### [Data for the task]
----
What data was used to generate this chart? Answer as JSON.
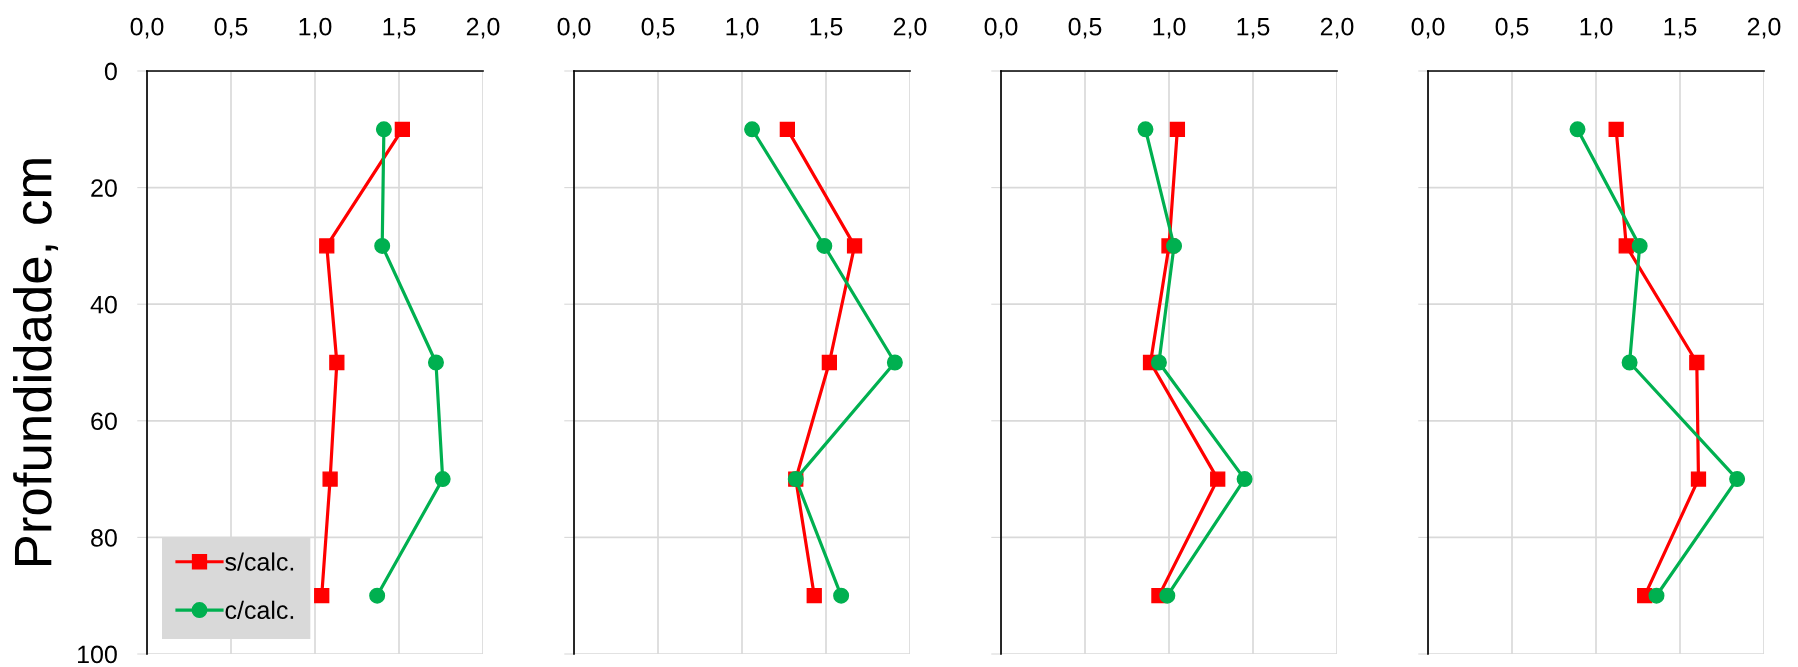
{
  "chart_data": [
    {
      "type": "line",
      "ylabel": "Profundidade, cm",
      "xlim": [
        0,
        2
      ],
      "ylim": [
        100,
        0
      ],
      "xticks": [
        {
          "value": 0,
          "label": "0,0"
        },
        {
          "value": 0.5,
          "label": "0,5"
        },
        {
          "value": 1,
          "label": "1,0"
        },
        {
          "value": 1.5,
          "label": "1,5"
        },
        {
          "value": 2,
          "label": "2,0"
        }
      ],
      "yticks": [
        0,
        20,
        40,
        60,
        80,
        100
      ],
      "grid": true,
      "legend": "bottom left",
      "line_style": "solid",
      "series": [
        {
          "name": "s/calc.",
          "color": "#ff0000",
          "marker": "square",
          "x": [
            1.52,
            1.07,
            1.13,
            1.09,
            1.04
          ],
          "values": [
            10,
            30,
            50,
            70,
            90
          ]
        },
        {
          "name": "c/calc.",
          "color": "#00b050",
          "marker": "circle",
          "x": [
            1.41,
            1.4,
            1.72,
            1.76,
            1.37
          ],
          "values": [
            10,
            30,
            50,
            70,
            90
          ]
        }
      ]
    },
    {
      "type": "line",
      "xlim": [
        0,
        2
      ],
      "ylim": [
        100,
        0
      ],
      "xticks": [
        {
          "value": 0,
          "label": "0,0"
        },
        {
          "value": 0.5,
          "label": "0,5"
        },
        {
          "value": 1,
          "label": "1,0"
        },
        {
          "value": 1.5,
          "label": "1,5"
        },
        {
          "value": 2,
          "label": "2,0"
        }
      ],
      "yticks": [
        0,
        20,
        40,
        60,
        80,
        100
      ],
      "grid": true,
      "tick_labels": "x",
      "line_style": "solid",
      "series": [
        {
          "color": "#ff0000",
          "marker": "square",
          "x": [
            1.27,
            1.67,
            1.52,
            1.32,
            1.43
          ],
          "values": [
            10,
            30,
            50,
            70,
            90
          ]
        },
        {
          "color": "#00b050",
          "marker": "circle",
          "x": [
            1.06,
            1.49,
            1.91,
            1.32,
            1.59
          ],
          "values": [
            10,
            30,
            50,
            70,
            90
          ]
        }
      ]
    },
    {
      "type": "line",
      "xlim": [
        0,
        2
      ],
      "ylim": [
        100,
        0
      ],
      "xticks": [
        {
          "value": 0,
          "label": "0,0"
        },
        {
          "value": 0.5,
          "label": "0,5"
        },
        {
          "value": 1,
          "label": "1,0"
        },
        {
          "value": 1.5,
          "label": "1,5"
        },
        {
          "value": 2,
          "label": "2,0"
        }
      ],
      "yticks": [
        0,
        20,
        40,
        60,
        80,
        100
      ],
      "grid": true,
      "tick_labels": "x",
      "line_style": "solid",
      "series": [
        {
          "color": "#ff0000",
          "marker": "square",
          "x": [
            1.05,
            1.0,
            0.89,
            1.29,
            0.94
          ],
          "values": [
            10,
            30,
            50,
            70,
            90
          ]
        },
        {
          "color": "#00b050",
          "marker": "circle",
          "x": [
            0.86,
            1.03,
            0.94,
            1.45,
            0.99
          ],
          "values": [
            10,
            30,
            50,
            70,
            90
          ]
        }
      ]
    },
    {
      "type": "line",
      "xlim": [
        0,
        2
      ],
      "ylim": [
        100,
        0
      ],
      "xticks": [
        {
          "value": 0,
          "label": "0,0"
        },
        {
          "value": 0.5,
          "label": "0,5"
        },
        {
          "value": 1,
          "label": "1,0"
        },
        {
          "value": 1.5,
          "label": "1,5"
        },
        {
          "value": 2,
          "label": "2,0"
        }
      ],
      "yticks": [
        0,
        20,
        40,
        60,
        80,
        100
      ],
      "grid": true,
      "tick_labels": "x",
      "line_style": "solid",
      "series": [
        {
          "color": "#ff0000",
          "marker": "square",
          "x": [
            1.12,
            1.18,
            1.6,
            1.61,
            1.29
          ],
          "values": [
            10,
            30,
            50,
            70,
            90
          ]
        },
        {
          "color": "#00b050",
          "marker": "circle",
          "x": [
            0.89,
            1.26,
            1.2,
            1.84,
            1.36
          ],
          "values": [
            10,
            30,
            50,
            70,
            90
          ]
        }
      ]
    }
  ]
}
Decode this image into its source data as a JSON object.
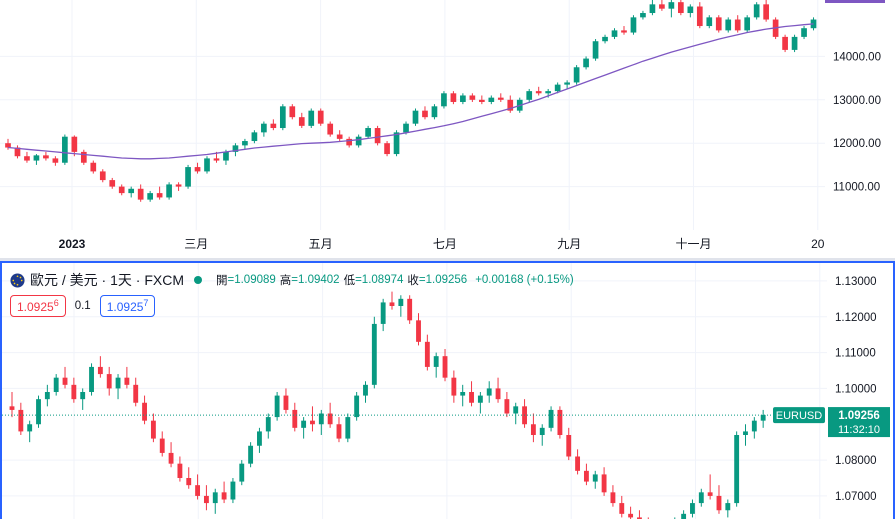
{
  "chart_data": [
    {
      "type": "candlestick",
      "pane": "top",
      "title": "",
      "x_ticks": [
        "2023",
        "三月",
        "五月",
        "七月",
        "九月",
        "十一月",
        "20"
      ],
      "y_ticks": [
        "14000.00",
        "13000.00",
        "12000.00",
        "11000.00"
      ],
      "ylim": [
        10000,
        15300
      ],
      "ma_series_color": "#7e57c2",
      "candles": [
        [
          12000,
          12100,
          11850,
          11900
        ],
        [
          11900,
          11950,
          11650,
          11700
        ],
        [
          11700,
          11800,
          11550,
          11600
        ],
        [
          11600,
          11750,
          11500,
          11720
        ],
        [
          11720,
          11800,
          11600,
          11650
        ],
        [
          11650,
          11700,
          11480,
          11550
        ],
        [
          11550,
          12200,
          11500,
          12150
        ],
        [
          12150,
          12180,
          11700,
          11800
        ],
        [
          11800,
          11850,
          11500,
          11550
        ],
        [
          11550,
          11600,
          11300,
          11350
        ],
        [
          11350,
          11400,
          11100,
          11150
        ],
        [
          11150,
          11200,
          10950,
          11000
        ],
        [
          11000,
          11050,
          10800,
          10850
        ],
        [
          10850,
          11000,
          10750,
          10950
        ],
        [
          10950,
          11050,
          10650,
          10700
        ],
        [
          10700,
          10900,
          10650,
          10850
        ],
        [
          10850,
          11000,
          10700,
          10750
        ],
        [
          10750,
          11100,
          10700,
          11050
        ],
        [
          11050,
          11100,
          10900,
          11000
        ],
        [
          11000,
          11500,
          10950,
          11450
        ],
        [
          11450,
          11550,
          11300,
          11350
        ],
        [
          11350,
          11700,
          11300,
          11650
        ],
        [
          11650,
          11800,
          11550,
          11600
        ],
        [
          11600,
          11850,
          11500,
          11800
        ],
        [
          11800,
          12000,
          11700,
          11950
        ],
        [
          11950,
          12100,
          11850,
          12050
        ],
        [
          12050,
          12300,
          12000,
          12250
        ],
        [
          12250,
          12500,
          12150,
          12450
        ],
        [
          12450,
          12550,
          12300,
          12350
        ],
        [
          12350,
          12900,
          12300,
          12850
        ],
        [
          12850,
          12900,
          12550,
          12600
        ],
        [
          12600,
          12700,
          12350,
          12400
        ],
        [
          12400,
          12800,
          12350,
          12750
        ],
        [
          12750,
          12800,
          12400,
          12450
        ],
        [
          12450,
          12500,
          12150,
          12200
        ],
        [
          12200,
          12300,
          12050,
          12100
        ],
        [
          12100,
          12150,
          11900,
          11950
        ],
        [
          11950,
          12200,
          11900,
          12150
        ],
        [
          12150,
          12400,
          12100,
          12350
        ],
        [
          12350,
          12400,
          11950,
          12000
        ],
        [
          12000,
          12050,
          11700,
          11750
        ],
        [
          11750,
          12300,
          11700,
          12250
        ],
        [
          12250,
          12500,
          12200,
          12450
        ],
        [
          12450,
          12800,
          12400,
          12750
        ],
        [
          12750,
          12850,
          12550,
          12600
        ],
        [
          12600,
          12900,
          12550,
          12850
        ],
        [
          12850,
          13200,
          12800,
          13150
        ],
        [
          13150,
          13200,
          12900,
          12950
        ],
        [
          12950,
          13150,
          12900,
          13100
        ],
        [
          13100,
          13150,
          12950,
          13000
        ],
        [
          13000,
          13100,
          12900,
          12950
        ],
        [
          12950,
          13100,
          12900,
          13050
        ],
        [
          13050,
          13150,
          12950,
          13000
        ],
        [
          13000,
          13100,
          12700,
          12750
        ],
        [
          12750,
          13050,
          12700,
          13000
        ],
        [
          13000,
          13250,
          12950,
          13200
        ],
        [
          13200,
          13300,
          13100,
          13150
        ],
        [
          13150,
          13250,
          13050,
          13200
        ],
        [
          13200,
          13400,
          13150,
          13350
        ],
        [
          13350,
          13450,
          13250,
          13400
        ],
        [
          13400,
          13800,
          13350,
          13750
        ],
        [
          13750,
          14000,
          13700,
          13950
        ],
        [
          13950,
          14400,
          13900,
          14350
        ],
        [
          14350,
          14500,
          14300,
          14450
        ],
        [
          14450,
          14650,
          14400,
          14600
        ],
        [
          14600,
          14700,
          14500,
          14550
        ],
        [
          14550,
          14950,
          14500,
          14900
        ],
        [
          14900,
          15050,
          14850,
          15000
        ],
        [
          15000,
          15300,
          14950,
          15200
        ],
        [
          15200,
          15300,
          15050,
          15100
        ],
        [
          15100,
          15300,
          14900,
          15250
        ],
        [
          15250,
          15300,
          14950,
          15000
        ],
        [
          15000,
          15200,
          14900,
          15150
        ],
        [
          15150,
          15250,
          14650,
          14700
        ],
        [
          14700,
          14950,
          14650,
          14900
        ],
        [
          14900,
          14950,
          14550,
          14600
        ],
        [
          14600,
          14900,
          14550,
          14850
        ],
        [
          14850,
          14950,
          14550,
          14600
        ],
        [
          14600,
          14950,
          14550,
          14900
        ],
        [
          14900,
          15250,
          14850,
          15200
        ],
        [
          15200,
          15300,
          14800,
          14850
        ],
        [
          14850,
          14900,
          14400,
          14450
        ],
        [
          14450,
          14500,
          14100,
          14150
        ],
        [
          14150,
          14500,
          14100,
          14450
        ],
        [
          14450,
          14700,
          14400,
          14650
        ],
        [
          14650,
          14900,
          14600,
          14850
        ]
      ],
      "ma_values": [
        11900,
        11880,
        11860,
        11840,
        11820,
        11800,
        11780,
        11760,
        11740,
        11720,
        11700,
        11680,
        11660,
        11650,
        11640,
        11640,
        11650,
        11660,
        11680,
        11700,
        11720,
        11740,
        11770,
        11800,
        11830,
        11860,
        11890,
        11910,
        11930,
        11950,
        11970,
        11990,
        12000,
        12010,
        12020,
        12040,
        12060,
        12080,
        12110,
        12140,
        12170,
        12200,
        12240,
        12280,
        12320,
        12360,
        12400,
        12450,
        12500,
        12560,
        12620,
        12680,
        12740,
        12800,
        12870,
        12940,
        13010,
        13090,
        13170,
        13250,
        13330,
        13410,
        13490,
        13570,
        13650,
        13730,
        13810,
        13890,
        13960,
        14030,
        14100,
        14160,
        14220,
        14280,
        14340,
        14400,
        14450,
        14500,
        14550,
        14590,
        14630,
        14660,
        14690,
        14710,
        14730,
        14750
      ]
    },
    {
      "type": "candlestick",
      "pane": "bottom",
      "title": "",
      "x_ticks": [],
      "y_ticks": [
        "1.13000",
        "1.12000",
        "1.11000",
        "1.10000",
        "1.08000",
        "1.07000"
      ],
      "ylim": [
        1.063,
        1.135
      ],
      "last_price": 1.09256,
      "candles": [
        [
          1.095,
          1.099,
          1.092,
          1.094
        ],
        [
          1.094,
          1.096,
          1.087,
          1.088
        ],
        [
          1.088,
          1.091,
          1.085,
          1.09
        ],
        [
          1.09,
          1.098,
          1.089,
          1.097
        ],
        [
          1.097,
          1.101,
          1.095,
          1.099
        ],
        [
          1.099,
          1.104,
          1.098,
          1.103
        ],
        [
          1.103,
          1.106,
          1.1,
          1.101
        ],
        [
          1.101,
          1.103,
          1.096,
          1.097
        ],
        [
          1.097,
          1.1,
          1.094,
          1.099
        ],
        [
          1.099,
          1.107,
          1.098,
          1.106
        ],
        [
          1.106,
          1.109,
          1.103,
          1.104
        ],
        [
          1.104,
          1.106,
          1.098,
          1.1
        ],
        [
          1.1,
          1.104,
          1.097,
          1.103
        ],
        [
          1.103,
          1.106,
          1.1,
          1.101
        ],
        [
          1.101,
          1.103,
          1.095,
          1.096
        ],
        [
          1.096,
          1.098,
          1.09,
          1.091
        ],
        [
          1.091,
          1.093,
          1.085,
          1.086
        ],
        [
          1.086,
          1.088,
          1.081,
          1.082
        ],
        [
          1.082,
          1.085,
          1.078,
          1.079
        ],
        [
          1.079,
          1.081,
          1.074,
          1.075
        ],
        [
          1.075,
          1.078,
          1.072,
          1.073
        ],
        [
          1.073,
          1.076,
          1.069,
          1.07
        ],
        [
          1.07,
          1.073,
          1.066,
          1.068
        ],
        [
          1.068,
          1.072,
          1.065,
          1.071
        ],
        [
          1.071,
          1.074,
          1.068,
          1.069
        ],
        [
          1.069,
          1.075,
          1.068,
          1.074
        ],
        [
          1.074,
          1.08,
          1.073,
          1.079
        ],
        [
          1.079,
          1.085,
          1.078,
          1.084
        ],
        [
          1.084,
          1.089,
          1.082,
          1.088
        ],
        [
          1.088,
          1.093,
          1.086,
          1.092
        ],
        [
          1.092,
          1.099,
          1.091,
          1.098
        ],
        [
          1.098,
          1.1,
          1.093,
          1.094
        ],
        [
          1.094,
          1.096,
          1.088,
          1.089
        ],
        [
          1.089,
          1.092,
          1.086,
          1.091
        ],
        [
          1.091,
          1.095,
          1.088,
          1.09
        ],
        [
          1.09,
          1.094,
          1.087,
          1.093
        ],
        [
          1.093,
          1.096,
          1.089,
          1.09
        ],
        [
          1.09,
          1.092,
          1.085,
          1.086
        ],
        [
          1.086,
          1.093,
          1.085,
          1.092
        ],
        [
          1.092,
          1.099,
          1.091,
          1.098
        ],
        [
          1.098,
          1.102,
          1.096,
          1.101
        ],
        [
          1.101,
          1.12,
          1.1,
          1.118
        ],
        [
          1.118,
          1.125,
          1.116,
          1.124
        ],
        [
          1.124,
          1.127,
          1.122,
          1.123
        ],
        [
          1.123,
          1.126,
          1.12,
          1.125
        ],
        [
          1.125,
          1.126,
          1.118,
          1.119
        ],
        [
          1.119,
          1.121,
          1.112,
          1.113
        ],
        [
          1.113,
          1.115,
          1.105,
          1.106
        ],
        [
          1.106,
          1.11,
          1.103,
          1.109
        ],
        [
          1.109,
          1.111,
          1.102,
          1.103
        ],
        [
          1.103,
          1.105,
          1.096,
          1.098
        ],
        [
          1.098,
          1.101,
          1.095,
          1.099
        ],
        [
          1.099,
          1.102,
          1.095,
          1.096
        ],
        [
          1.096,
          1.099,
          1.093,
          1.098
        ],
        [
          1.098,
          1.102,
          1.096,
          1.1
        ],
        [
          1.1,
          1.103,
          1.096,
          1.097
        ],
        [
          1.097,
          1.099,
          1.092,
          1.093
        ],
        [
          1.093,
          1.096,
          1.09,
          1.095
        ],
        [
          1.095,
          1.097,
          1.089,
          1.09
        ],
        [
          1.09,
          1.093,
          1.085,
          1.087
        ],
        [
          1.087,
          1.09,
          1.084,
          1.089
        ],
        [
          1.089,
          1.095,
          1.088,
          1.094
        ],
        [
          1.094,
          1.095,
          1.086,
          1.087
        ],
        [
          1.087,
          1.089,
          1.08,
          1.081
        ],
        [
          1.081,
          1.083,
          1.076,
          1.077
        ],
        [
          1.077,
          1.079,
          1.073,
          1.074
        ],
        [
          1.074,
          1.077,
          1.072,
          1.076
        ],
        [
          1.076,
          1.078,
          1.07,
          1.071
        ],
        [
          1.071,
          1.073,
          1.067,
          1.068
        ],
        [
          1.068,
          1.07,
          1.064,
          1.065
        ],
        [
          1.065,
          1.067,
          1.062,
          1.064
        ],
        [
          1.064,
          1.066,
          1.06,
          1.062
        ],
        [
          1.062,
          1.064,
          1.059,
          1.061
        ],
        [
          1.061,
          1.063,
          1.058,
          1.06
        ],
        [
          1.06,
          1.062,
          1.057,
          1.061
        ],
        [
          1.061,
          1.064,
          1.059,
          1.063
        ],
        [
          1.063,
          1.066,
          1.061,
          1.065
        ],
        [
          1.065,
          1.069,
          1.064,
          1.068
        ],
        [
          1.068,
          1.072,
          1.067,
          1.071
        ],
        [
          1.071,
          1.076,
          1.069,
          1.07
        ],
        [
          1.07,
          1.073,
          1.065,
          1.066
        ],
        [
          1.066,
          1.069,
          1.064,
          1.068
        ],
        [
          1.068,
          1.088,
          1.067,
          1.087
        ],
        [
          1.087,
          1.09,
          1.084,
          1.088
        ],
        [
          1.088,
          1.092,
          1.086,
          1.091
        ],
        [
          1.091,
          1.094,
          1.089,
          1.0926
        ]
      ]
    }
  ],
  "bottom_pane": {
    "symbol": "歐元 / 美元 · 1天 · FXCM",
    "ohlc": {
      "open_label": "開",
      "open": "=1.09089",
      "high_label": "高",
      "high": "=1.09402",
      "low_label": "低",
      "low": "=1.08974",
      "close_label": "收",
      "close": "=1.09256",
      "change": "+0.00168 (+0.15%)"
    },
    "sell_price": "1.0925",
    "sell_sup": "6",
    "spread": "0.1",
    "buy_price": "1.0925",
    "buy_sup": "7",
    "price_tag_symbol": "EURUSD",
    "price_tag_value": "1.09256",
    "price_tag_countdown": "11:32:10"
  },
  "colors": {
    "up": "#089981",
    "down": "#f23645",
    "ma": "#7e57c2",
    "accent": "#2962ff"
  }
}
----
### [What you have to do]
Tell how many lines above contain the word "JSON". Give the number alone.

### [Solution for this task]
2